- _Stated exercise_
Select every line holding the word "object" and copy it.

## begin Supplied records

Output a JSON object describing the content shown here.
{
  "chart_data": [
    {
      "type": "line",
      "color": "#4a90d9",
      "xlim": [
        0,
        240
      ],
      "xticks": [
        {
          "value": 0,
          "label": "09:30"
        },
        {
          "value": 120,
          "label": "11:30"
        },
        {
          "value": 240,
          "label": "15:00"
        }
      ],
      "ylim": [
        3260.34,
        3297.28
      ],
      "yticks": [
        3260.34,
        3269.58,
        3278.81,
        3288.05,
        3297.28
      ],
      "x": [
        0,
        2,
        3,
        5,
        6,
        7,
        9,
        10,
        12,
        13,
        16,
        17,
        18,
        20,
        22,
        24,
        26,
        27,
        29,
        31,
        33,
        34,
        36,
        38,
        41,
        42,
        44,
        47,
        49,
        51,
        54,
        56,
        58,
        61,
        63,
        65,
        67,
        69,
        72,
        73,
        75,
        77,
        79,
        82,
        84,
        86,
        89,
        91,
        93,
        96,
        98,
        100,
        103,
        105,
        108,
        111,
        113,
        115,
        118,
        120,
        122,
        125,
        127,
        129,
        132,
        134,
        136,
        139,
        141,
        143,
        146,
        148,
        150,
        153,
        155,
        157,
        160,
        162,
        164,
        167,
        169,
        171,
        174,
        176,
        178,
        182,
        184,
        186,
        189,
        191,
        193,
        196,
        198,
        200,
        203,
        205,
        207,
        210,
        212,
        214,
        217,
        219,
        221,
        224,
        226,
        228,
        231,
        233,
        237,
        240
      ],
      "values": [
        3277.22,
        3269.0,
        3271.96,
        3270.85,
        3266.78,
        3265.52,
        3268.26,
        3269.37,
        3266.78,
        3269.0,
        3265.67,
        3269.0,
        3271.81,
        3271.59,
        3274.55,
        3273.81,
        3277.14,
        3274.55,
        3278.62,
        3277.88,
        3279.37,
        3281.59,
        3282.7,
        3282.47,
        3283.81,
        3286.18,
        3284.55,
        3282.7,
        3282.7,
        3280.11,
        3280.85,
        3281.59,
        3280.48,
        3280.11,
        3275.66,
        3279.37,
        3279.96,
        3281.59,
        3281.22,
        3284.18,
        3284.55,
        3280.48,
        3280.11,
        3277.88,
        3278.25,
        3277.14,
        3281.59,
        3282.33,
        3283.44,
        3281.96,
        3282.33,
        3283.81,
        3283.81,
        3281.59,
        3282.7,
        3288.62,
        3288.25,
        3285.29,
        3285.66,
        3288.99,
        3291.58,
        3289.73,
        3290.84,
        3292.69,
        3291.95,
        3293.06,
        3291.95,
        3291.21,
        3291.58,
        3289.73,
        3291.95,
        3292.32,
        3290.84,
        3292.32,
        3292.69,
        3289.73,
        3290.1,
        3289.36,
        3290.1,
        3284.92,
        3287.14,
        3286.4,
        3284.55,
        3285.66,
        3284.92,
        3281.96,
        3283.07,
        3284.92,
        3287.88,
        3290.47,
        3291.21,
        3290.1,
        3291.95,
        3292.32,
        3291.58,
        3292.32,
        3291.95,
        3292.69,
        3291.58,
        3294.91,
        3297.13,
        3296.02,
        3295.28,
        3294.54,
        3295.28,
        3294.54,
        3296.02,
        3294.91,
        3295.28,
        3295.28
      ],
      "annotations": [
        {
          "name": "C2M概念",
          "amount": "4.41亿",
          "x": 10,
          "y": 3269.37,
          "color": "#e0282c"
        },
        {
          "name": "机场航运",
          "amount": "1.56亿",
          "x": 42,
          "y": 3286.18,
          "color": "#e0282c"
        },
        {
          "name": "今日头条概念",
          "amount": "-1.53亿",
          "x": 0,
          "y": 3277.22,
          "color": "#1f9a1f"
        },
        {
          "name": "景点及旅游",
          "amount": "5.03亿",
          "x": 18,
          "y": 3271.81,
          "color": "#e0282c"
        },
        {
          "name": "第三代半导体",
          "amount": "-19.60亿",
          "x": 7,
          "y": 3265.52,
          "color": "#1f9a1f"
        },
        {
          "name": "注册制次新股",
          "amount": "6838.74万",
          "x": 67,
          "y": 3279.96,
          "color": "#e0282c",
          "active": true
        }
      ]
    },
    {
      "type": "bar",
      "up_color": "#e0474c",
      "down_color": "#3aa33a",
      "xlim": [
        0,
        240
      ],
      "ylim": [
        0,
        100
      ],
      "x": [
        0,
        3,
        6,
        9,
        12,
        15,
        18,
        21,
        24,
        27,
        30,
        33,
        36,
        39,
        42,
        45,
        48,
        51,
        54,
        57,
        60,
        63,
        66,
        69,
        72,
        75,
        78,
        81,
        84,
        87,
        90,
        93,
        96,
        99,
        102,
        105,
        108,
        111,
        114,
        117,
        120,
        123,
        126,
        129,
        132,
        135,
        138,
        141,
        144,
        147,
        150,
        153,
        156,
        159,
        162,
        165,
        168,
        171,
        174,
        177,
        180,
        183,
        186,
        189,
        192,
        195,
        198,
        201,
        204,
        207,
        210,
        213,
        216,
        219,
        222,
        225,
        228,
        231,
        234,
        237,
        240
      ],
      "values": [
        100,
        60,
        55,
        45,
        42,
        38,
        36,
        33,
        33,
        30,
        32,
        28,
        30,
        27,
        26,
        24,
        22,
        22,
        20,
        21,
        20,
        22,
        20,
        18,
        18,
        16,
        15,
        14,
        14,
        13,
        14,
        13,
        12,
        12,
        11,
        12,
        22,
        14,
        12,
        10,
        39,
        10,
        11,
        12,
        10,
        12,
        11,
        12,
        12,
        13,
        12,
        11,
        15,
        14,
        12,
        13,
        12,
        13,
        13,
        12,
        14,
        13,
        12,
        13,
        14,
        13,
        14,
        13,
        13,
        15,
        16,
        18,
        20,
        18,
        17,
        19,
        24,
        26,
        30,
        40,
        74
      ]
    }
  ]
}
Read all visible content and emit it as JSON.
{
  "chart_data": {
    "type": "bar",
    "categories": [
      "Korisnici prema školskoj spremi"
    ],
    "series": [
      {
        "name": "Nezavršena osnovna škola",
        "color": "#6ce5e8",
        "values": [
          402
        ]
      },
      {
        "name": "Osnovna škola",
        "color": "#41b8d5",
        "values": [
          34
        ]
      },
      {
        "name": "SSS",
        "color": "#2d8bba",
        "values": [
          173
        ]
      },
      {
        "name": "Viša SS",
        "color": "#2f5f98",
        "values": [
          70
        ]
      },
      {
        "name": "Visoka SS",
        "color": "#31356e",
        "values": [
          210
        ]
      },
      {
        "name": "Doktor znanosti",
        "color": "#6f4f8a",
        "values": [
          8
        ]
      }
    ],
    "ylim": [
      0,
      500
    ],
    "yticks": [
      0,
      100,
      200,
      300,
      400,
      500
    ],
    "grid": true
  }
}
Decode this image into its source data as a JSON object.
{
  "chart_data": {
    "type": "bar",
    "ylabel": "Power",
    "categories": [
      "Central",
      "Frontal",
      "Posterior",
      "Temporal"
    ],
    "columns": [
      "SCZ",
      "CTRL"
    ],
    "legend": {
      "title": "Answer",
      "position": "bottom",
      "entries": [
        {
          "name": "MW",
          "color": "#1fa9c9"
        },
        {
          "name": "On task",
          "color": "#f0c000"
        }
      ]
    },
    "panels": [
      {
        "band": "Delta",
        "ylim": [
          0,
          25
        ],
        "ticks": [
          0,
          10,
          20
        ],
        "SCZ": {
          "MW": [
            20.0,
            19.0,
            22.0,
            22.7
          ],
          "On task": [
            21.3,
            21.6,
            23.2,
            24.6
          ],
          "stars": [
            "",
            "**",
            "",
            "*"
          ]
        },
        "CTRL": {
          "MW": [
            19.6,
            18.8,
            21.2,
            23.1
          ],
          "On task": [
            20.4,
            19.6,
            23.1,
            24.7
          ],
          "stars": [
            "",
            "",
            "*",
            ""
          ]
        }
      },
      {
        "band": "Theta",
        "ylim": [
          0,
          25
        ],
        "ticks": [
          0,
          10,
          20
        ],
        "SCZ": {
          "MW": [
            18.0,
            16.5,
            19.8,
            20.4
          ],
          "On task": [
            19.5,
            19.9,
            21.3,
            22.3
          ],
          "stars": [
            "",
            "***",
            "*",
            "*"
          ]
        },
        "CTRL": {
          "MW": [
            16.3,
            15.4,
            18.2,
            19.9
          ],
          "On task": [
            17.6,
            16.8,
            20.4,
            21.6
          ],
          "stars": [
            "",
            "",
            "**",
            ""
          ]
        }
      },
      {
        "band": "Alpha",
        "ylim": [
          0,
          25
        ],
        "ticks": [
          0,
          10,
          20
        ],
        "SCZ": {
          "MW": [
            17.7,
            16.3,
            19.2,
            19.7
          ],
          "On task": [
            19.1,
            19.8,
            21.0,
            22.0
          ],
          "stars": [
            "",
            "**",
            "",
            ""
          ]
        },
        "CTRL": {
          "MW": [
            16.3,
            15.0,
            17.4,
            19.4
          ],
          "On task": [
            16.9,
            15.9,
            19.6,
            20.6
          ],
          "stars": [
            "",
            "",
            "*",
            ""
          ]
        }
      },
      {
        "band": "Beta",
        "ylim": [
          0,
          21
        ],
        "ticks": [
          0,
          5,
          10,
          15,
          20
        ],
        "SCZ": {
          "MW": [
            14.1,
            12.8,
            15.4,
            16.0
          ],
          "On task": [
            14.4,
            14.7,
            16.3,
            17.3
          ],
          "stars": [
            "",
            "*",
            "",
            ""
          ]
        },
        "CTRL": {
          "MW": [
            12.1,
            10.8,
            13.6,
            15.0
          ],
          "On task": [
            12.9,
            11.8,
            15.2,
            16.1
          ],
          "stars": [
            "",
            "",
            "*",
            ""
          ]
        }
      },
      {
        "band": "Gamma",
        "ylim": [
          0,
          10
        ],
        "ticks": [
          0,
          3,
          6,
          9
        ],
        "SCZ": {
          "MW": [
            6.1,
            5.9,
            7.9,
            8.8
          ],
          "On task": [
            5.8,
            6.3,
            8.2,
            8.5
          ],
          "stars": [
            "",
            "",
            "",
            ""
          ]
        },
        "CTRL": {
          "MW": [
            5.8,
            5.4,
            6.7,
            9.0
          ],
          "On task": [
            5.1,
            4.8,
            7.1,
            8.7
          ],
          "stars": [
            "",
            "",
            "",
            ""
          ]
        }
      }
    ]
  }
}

## end Supplied records

- _Finished exercise_
Output a JSON object describing the content shown here.
Decode this image into its source data as a JSON object.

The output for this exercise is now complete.